Return the lines beginning at the one that contains "Transcribe the text in this document." and running to the end of the records, exactly and with nothing else. Omit pictures.

### [Record list]
"""
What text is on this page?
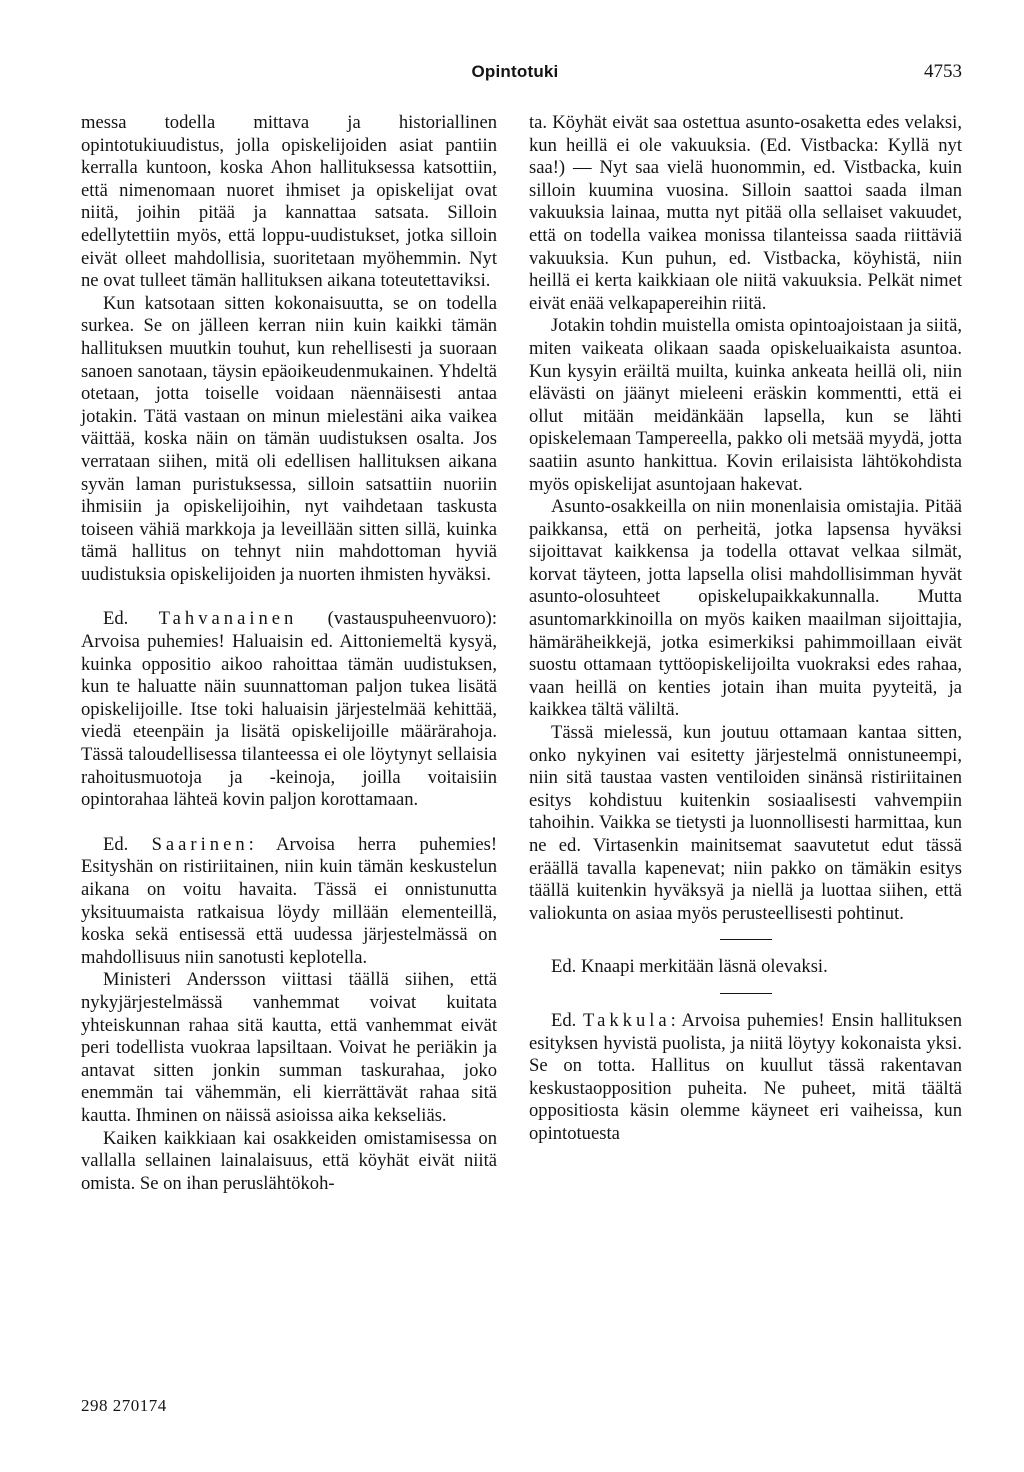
Opintotuki	4753

messa todella mittava ja historiallinen opintotukiuudistus, jolla opiskelijoiden asiat pantiin kerralla kuntoon, koska Ahon hallituksessa katsottiin, että nimenomaan nuoret ihmiset ja opiskelijat ovat niitä, joihin pitää ja kannattaa satsata. Silloin edellytettiin myös, että loppu-uudistukset, jotka silloin eivät olleet mahdollisia, suoritetaan myöhemmin. Nyt ne ovat tulleet tämän hallituksen aikana toteutettaviksi.

Kun katsotaan sitten kokonaisuutta, se on todella surkea. Se on jälleen kerran niin kuin kaikki tämän hallituksen muutkin touhut, kun rehellisesti ja suoraan sanoen sanotaan, täysin epäoikeudenmukainen. Yhdeltä otetaan, jotta toiselle voidaan näennäisesti antaa jotakin. Tätä vastaan on minun mielestäni aika vaikea väittää, koska näin on tämän uudistuksen osalta. Jos verrataan siihen, mitä oli edellisen hallituksen aikana syvän laman puristuksessa, silloin satsattiin nuoriin ihmisiin ja opiskelijoihin, nyt vaihdetaan taskusta toiseen vähiä markkoja ja leveillään sitten sillä, kuinka tämä hallitus on tehnyt niin mahdottoman hyviä uudistuksia opiskelijoiden ja nuorten ihmisten hyväksi.

Ed. Tahvanainen (vastauspuheenvuoro): Arvoisa puhemies! Haluaisin ed. Aittoniemeltä kysyä, kuinka oppositio aikoo rahoittaa tämän uudistuksen, kun te haluatte näin suunnattoman paljon tukea lisätä opiskelijoille. Itse toki haluaisin järjestelmää kehittää, viedä eteenpäin ja lisätä opiskelijoille määrärahoja. Tässä taloudellisessa tilanteessa ei ole löytynyt sellaisia rahoitusmuotoja ja -keinoja, joilla voitaisiin opintorahaa lähteä kovin paljon korottamaan.

Ed. Saarinen: Arvoisa herra puhemies! Esityshän on ristiriitainen, niin kuin tämän keskustelun aikana on voitu havaita. Tässä ei onnistunutta yksituumaista ratkaisua löydy millään elementeillä, koska sekä entisessä että uudessa järjestelmässä on mahdollisuus niin sanotusti keplotella.

Ministeri Andersson viittasi täällä siihen, että nykyjärjestelmässä vanhemmat voivat kuitata yhteiskunnan rahaa sitä kautta, että vanhemmat eivät peri todellista vuokraa lapsiltaan. Voivat he periäkin ja antavat sitten jonkin summan taskurahaa, joko enemmän tai vähemmän, eli kierrättävät rahaa sitä kautta. Ihminen on näissä asioissa aika kekseliäs.

Kaiken kaikkiaan kai osakkeiden omistamisessa on vallalla sellainen lainalaisuus, että köyhät eivät niitä omista. Se on ihan peruslähtökoh-

ta. Köyhät eivät saa ostettua asunto-osaketta edes velaksi, kun heillä ei ole vakuuksia. (Ed. Vistbacka: Kyllä nyt saa!) — Nyt saa vielä huonommin, ed. Vistbacka, kuin silloin kuumina vuosina. Silloin saattoi saada ilman vakuuksia lainaa, mutta nyt pitää olla sellaiset vakuudet, että on todella vaikea monissa tilanteissa saada riittäviä vakuuksia. Kun puhun, ed. Vistbacka, köyhistä, niin heillä ei kerta kaikkiaan ole niitä vakuuksia. Pelkät nimet eivät enää velkapapereihin riitä.

Jotakin tohdin muistella omista opintoajoistaan ja siitä, miten vaikeata olikaan saada opiskeluaikaista asuntoa. Kun kysyin eräiltä muilta, kuinka ankeata heillä oli, niin elävästi on jäänyt mieleeni eräskin kommentti, että ei ollut mitään meidänkään lapsella, kun se lähti opiskelemaan Tampereella, pakko oli metsää myydä, jotta saatiin asunto hankittua. Kovin erilaisista lähtökohdista myös opiskelijat asuntojaan hakevat.

Asunto-osakkeilla on niin monenlaisia omistajia. Pitää paikkansa, että on perheitä, jotka lapsensa hyväksi sijoittavat kaikkensa ja todella ottavat velkaa silmät, korvat täyteen, jotta lapsella olisi mahdollisimman hyvät asunto-olosuhteet opiskelupaikkakunnalla. Mutta asuntomarkkinoilla on myös kaiken maailman sijoittajia, hämäräheikkejä, jotka esimerkiksi pahimmoillaan eivät suostu ottamaan tyttöopiskelijoilta vuokraksi edes rahaa, vaan heillä on kenties jotain ihan muita pyyteitä, ja kaikkea tältä väliltä.

Tässä mielessä, kun joutuu ottamaan kantaa sitten, onko nykyinen vai esitetty järjestelmä onnistuneempi, niin sitä taustaa vasten ventiloiden sinänsä ristiriitainen esitys kohdistuu kuitenkin sosiaalisesti vahvempiin tahoihin. Vaikka se tietysti ja luonnollisesti harmittaa, kun ne ed. Virtasenkin mainitsemat saavutetut edut tässä eräällä tavalla kapenevat; niin pakko on tämäkin esitys täällä kuitenkin hyväksyä ja niellä ja luottaa siihen, että valiokunta on asiaa myös perusteellisesti pohtinut.

Ed. Knaapi merkitään läsnä olevaksi.

Ed. Takkula: Arvoisa puhemies! Ensin hallituksen esityksen hyvistä puolista, ja niitä löytyy kokonaista yksi. Se on totta. Hallitus on kuullut tässä rakentavan keskustaopposition puheita. Ne puheet, mitä täältä oppositiosta käsin olemme käyneet eri vaiheissa, kun opintotuesta

298 270174
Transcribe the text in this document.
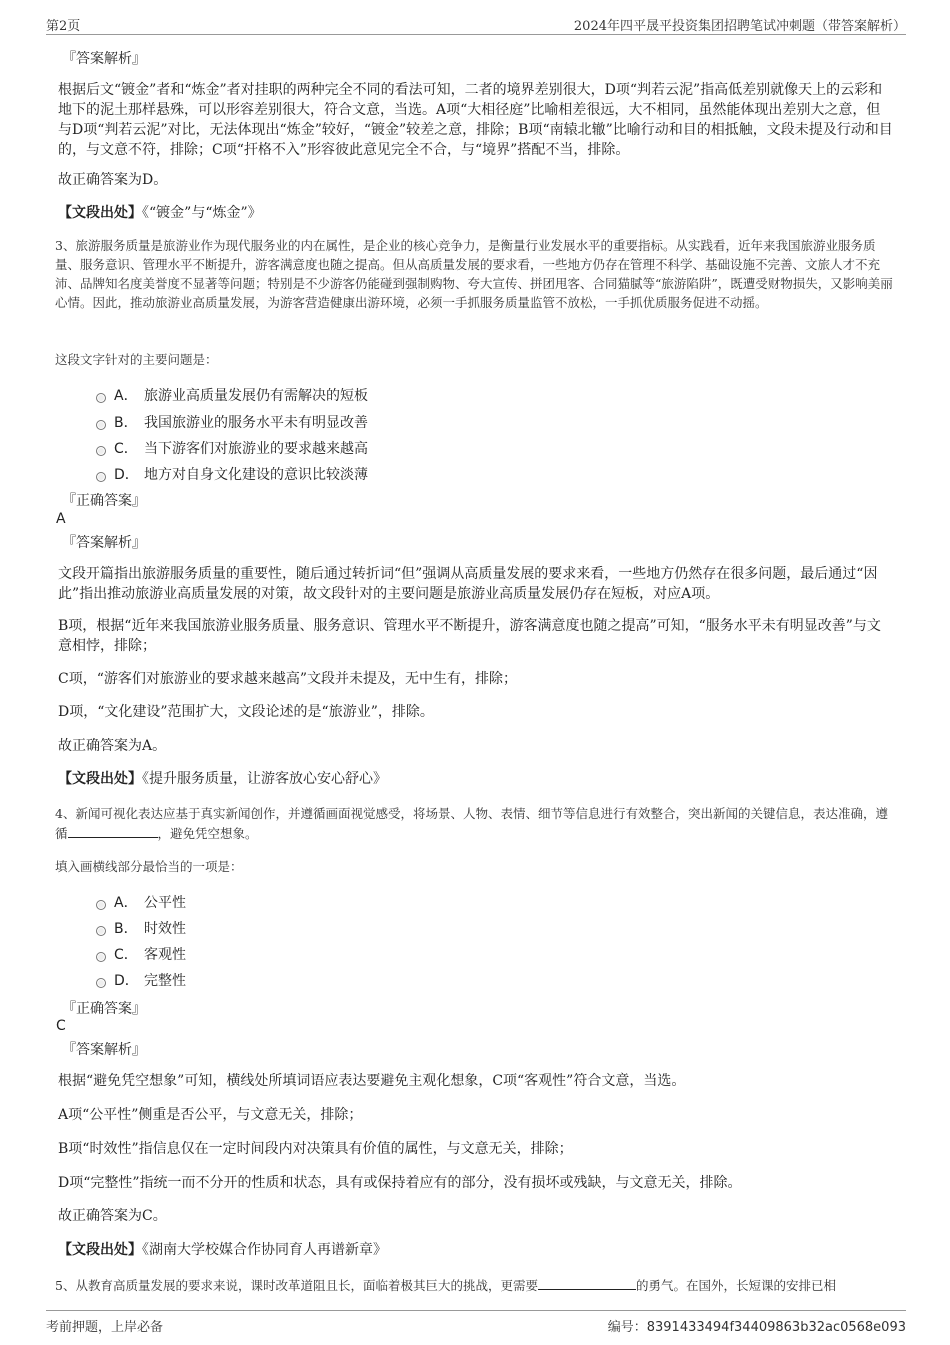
第2页	2024年四平晟平投资集团招聘笔试冲刺题（带答案解析）
『答案解析』
根据后文“镀金”者和“炼金”者对挂职的两种完全不同的看法可知，二者的境界差别很大，D项“判若云泥”指高低差别就像天上的云彩和地下的泥土那样悬殊，可以形容差别很大，符合文意，当选。A项“大相径庭”比喻相差很远，大不相同，虽然能体现出差别大之意，但与D项“判若云泥”对比，无法体现出“炼金”较好，“镀金”较差之意，排除；B项“南辕北辙”比喻行动和目的相抵触，文段未提及行动和目的，与文意不符，排除；C项“扞格不入”形容彼此意见完全不合，与“境界”搭配不当，排除。
故正确答案为D。
【文段出处】《“镀金”与“炼金”》
3、旅游服务质量是旅游业作为现代服务业的内在属性，是企业的核心竞争力，是衡量行业发展水平的重要指标。从实践看，近年来我国旅游业服务质量、服务意识、管理水平不断提升，游客满意度也随之提高。但从高质量发展的要求看，一些地方仍存在管理不科学、基础设施不完善、文旅人才不充沛、品牌知名度美誉度不显著等问题；特别是不少游客仍能碰到强制购物、夸大宣传、拼团甩客、合同猫腻等“旅游陷阱”，既遭受财物损失，又影响美丽心情。因此，推动旅游业高质量发展，为游客营造健康出游环境，必须一手抓服务质量监管不放松，一手抓优质服务促进不动摇。
这段文字针对的主要问题是：
A． 旅游业高质量发展仍有需解决的短板
B． 我国旅游业的服务水平未有明显改善
C． 当下游客们对旅游业的要求越来越高
D． 地方对自身文化建设的意识比较淡薄
『正确答案』
A
『答案解析』
文段开篇指出旅游服务质量的重要性，随后通过转折词“但”强调从高质量发展的要求来看，一些地方仍然存在很多问题，最后通过“因此”指出推动旅游业高质量发展的对策，故文段针对的主要问题是旅游业高质量发展仍存在短板，对应A项。
B项，根据“近年来我国旅游业服务质量、服务意识、管理水平不断提升，游客满意度也随之提高”可知，“服务水平未有明显改善”与文意相悖，排除；
C项，“游客们对旅游业的要求越来越高”文段并未提及，无中生有，排除；
D项，“文化建设”范围扩大，文段论述的是“旅游业”，排除。
故正确答案为A。
【文段出处】《提升服务质量，让游客放心安心舒心》
4、新闻可视化表达应基于真实新闻创作，并遵循画面视觉感受，将场景、人物、表情、细节等信息进行有效整合，突出新闻的关键信息，表达准确，遵循	，避免凭空想象。
填入画横线部分最恰当的一项是：
A． 公平性
B． 时效性
C． 客观性
D． 完整性
『正确答案』
C
『答案解析』
根据“避免凭空想象”可知，横线处所填词语应表达要避免主观化想象，C项“客观性”符合文意，当选。
A项“公平性”侧重是否公平，与文意无关，排除；
B项“时效性”指信息仅在一定时间段内对决策具有价值的属性，与文意无关，排除；
D项“完整性”指统一而不分开的性质和状态，具有或保持着应有的部分，没有损坏或残缺，与文意无关，排除。
故正确答案为C。
【文段出处】《湖南大学校媒合作协同育人再谱新章》
5、从教育高质量发展的要求来说，课时改革道阻且长，面临着极其巨大的挑战，更需要	的勇气。在国外，长短课的安排已相
考前押题，上岸必备	编号：8391433494f34409863b32ac0568e093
"""
### [Final result]
Transcribe the text in this document.
第2页	2024年四平晟平投资集团招聘笔试冲刺题（带答案解析）
『答案解析』
根据后文“镀金”者和“炼金”者对挂职的两种完全不同的看法可知，二者的境界差别很大，D项“判若云泥”指高低差别就像天上的云彩和地下的泥土那样悬殊，可以形容差别很大，符合文意，当选。A项“大相径庭”比喻相差很远，大不相同，虽然能体现出差别大之意，但与D项“判若云泥”对比，无法体现出“炼金”较好，“镀金”较差之意，排除；B项“南辕北辙”比喻行动和目的相抵触，文段未提及行动和目的，与文意不符，排除；C项“扞格不入”形容彼此意见完全不合，与“境界”搭配不当，排除。
故正确答案为D。
【文段出处】《“镀金”与“炼金”》
3、旅游服务质量是旅游业作为现代服务业的内在属性，是企业的核心竞争力，是衡量行业发展水平的重要指标。从实践看，近年来我国旅游业服务质量、服务意识、管理水平不断提升，游客满意度也随之提高。但从高质量发展的要求看，一些地方仍存在管理不科学、基础设施不完善、文旅人才不充沛、品牌知名度美誉度不显著等问题；特别是不少游客仍能碰到强制购物、夸大宣传、拼团甩客、合同猫腻等“旅游陷阱”，既遭受财物损失，又影响美丽心情。因此，推动旅游业高质量发展，为游客营造健康出游环境，必须一手抓服务质量监管不放松，一手抓优质服务促进不动摇。
这段文字针对的主要问题是：
A． 旅游业高质量发展仍有需解决的短板
B． 我国旅游业的服务水平未有明显改善
C． 当下游客们对旅游业的要求越来越高
D． 地方对自身文化建设的意识比较淡薄
『正确答案』
A
『答案解析』
文段开篇指出旅游服务质量的重要性，随后通过转折词“但”强调从高质量发展的要求来看，一些地方仍然存在很多问题，最后通过“因此”指出推动旅游业高质量发展的对策，故文段针对的主要问题是旅游业高质量发展仍存在短板，对应A项。
B项，根据“近年来我国旅游业服务质量、服务意识、管理水平不断提升，游客满意度也随之提高”可知，“服务水平未有明显改善”与文意相悖，排除；
C项，“游客们对旅游业的要求越来越高”文段并未提及，无中生有，排除；
D项，“文化建设”范围扩大，文段论述的是“旅游业”，排除。
故正确答案为A。
【文段出处】《提升服务质量，让游客放心安心舒心》
4、新闻可视化表达应基于真实新闻创作，并遵循画面视觉感受，将场景、人物、表情、细节等信息进行有效整合，突出新闻的关键信息，表达准确，遵循	，避免凭空想象。
填入画横线部分最恰当的一项是：
A． 公平性
B． 时效性
C． 客观性
D． 完整性
『正确答案』
C
『答案解析』
根据“避免凭空想象”可知，横线处所填词语应表达要避免主观化想象，C项“客观性”符合文意，当选。
A项“公平性”侧重是否公平，与文意无关，排除；
B项“时效性”指信息仅在一定时间段内对决策具有价值的属性，与文意无关，排除；
D项“完整性”指统一而不分开的性质和状态，具有或保持着应有的部分，没有损坏或残缺，与文意无关，排除。
故正确答案为C。
【文段出处】《湖南大学校媒合作协同育人再谱新章》
5、从教育高质量发展的要求来说，课时改革道阻且长，面临着极其巨大的挑战，更需要	的勇气。在国外，长短课的安排已相
考前押题，上岸必备	编号：8391433494f34409863b32ac0568e093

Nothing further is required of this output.